Stated exercise: Gather the lines that hold the string "balance".

─── Data records ───

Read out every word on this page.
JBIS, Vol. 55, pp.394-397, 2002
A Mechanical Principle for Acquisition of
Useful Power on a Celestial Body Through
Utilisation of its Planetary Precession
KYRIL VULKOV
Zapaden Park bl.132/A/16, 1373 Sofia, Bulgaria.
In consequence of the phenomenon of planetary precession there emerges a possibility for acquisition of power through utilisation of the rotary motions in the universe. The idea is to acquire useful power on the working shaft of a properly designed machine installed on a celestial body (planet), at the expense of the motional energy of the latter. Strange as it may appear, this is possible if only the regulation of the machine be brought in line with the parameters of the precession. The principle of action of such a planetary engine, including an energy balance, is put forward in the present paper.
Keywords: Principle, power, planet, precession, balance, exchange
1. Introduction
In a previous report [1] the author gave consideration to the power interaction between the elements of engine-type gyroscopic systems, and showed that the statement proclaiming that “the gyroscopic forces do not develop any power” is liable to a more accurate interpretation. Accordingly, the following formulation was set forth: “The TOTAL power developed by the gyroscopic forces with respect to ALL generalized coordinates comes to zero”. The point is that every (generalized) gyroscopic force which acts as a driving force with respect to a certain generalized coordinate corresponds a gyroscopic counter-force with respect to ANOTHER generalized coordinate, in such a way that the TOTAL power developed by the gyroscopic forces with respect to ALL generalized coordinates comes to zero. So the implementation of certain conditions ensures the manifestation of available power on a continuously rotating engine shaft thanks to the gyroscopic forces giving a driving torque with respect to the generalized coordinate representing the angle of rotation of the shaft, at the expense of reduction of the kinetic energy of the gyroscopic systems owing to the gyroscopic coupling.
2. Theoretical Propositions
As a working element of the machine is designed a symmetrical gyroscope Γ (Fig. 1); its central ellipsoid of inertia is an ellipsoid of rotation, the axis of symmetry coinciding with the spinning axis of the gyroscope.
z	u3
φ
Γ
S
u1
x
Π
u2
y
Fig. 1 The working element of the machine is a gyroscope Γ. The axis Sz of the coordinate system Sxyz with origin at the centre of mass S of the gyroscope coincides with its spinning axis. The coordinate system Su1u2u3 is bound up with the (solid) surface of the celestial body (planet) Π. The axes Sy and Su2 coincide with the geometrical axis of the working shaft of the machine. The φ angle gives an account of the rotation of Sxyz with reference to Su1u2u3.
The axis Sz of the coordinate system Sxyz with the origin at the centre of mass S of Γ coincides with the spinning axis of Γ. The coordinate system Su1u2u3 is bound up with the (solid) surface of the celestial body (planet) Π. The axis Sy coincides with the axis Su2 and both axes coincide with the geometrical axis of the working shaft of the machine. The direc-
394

───

Written answer:
In consequence of the phenomenon of planetary precession there emerges a possibility for acquisition of power through utilisation of the rotary motions in the universe. The idea is to acquire useful power on the working shaft of a properly designed machine installed on a celestial body (planet), at the expense of the motional energy of the latter. Strange as it may appear, this is possible if only the regulation of the machine be brought in line with the parameters of the precession. The principle of action of such a planetary engine, including an energy balance, is put forward in the present paper.
Keywords: Principle, power, planet, precession, balance, exchange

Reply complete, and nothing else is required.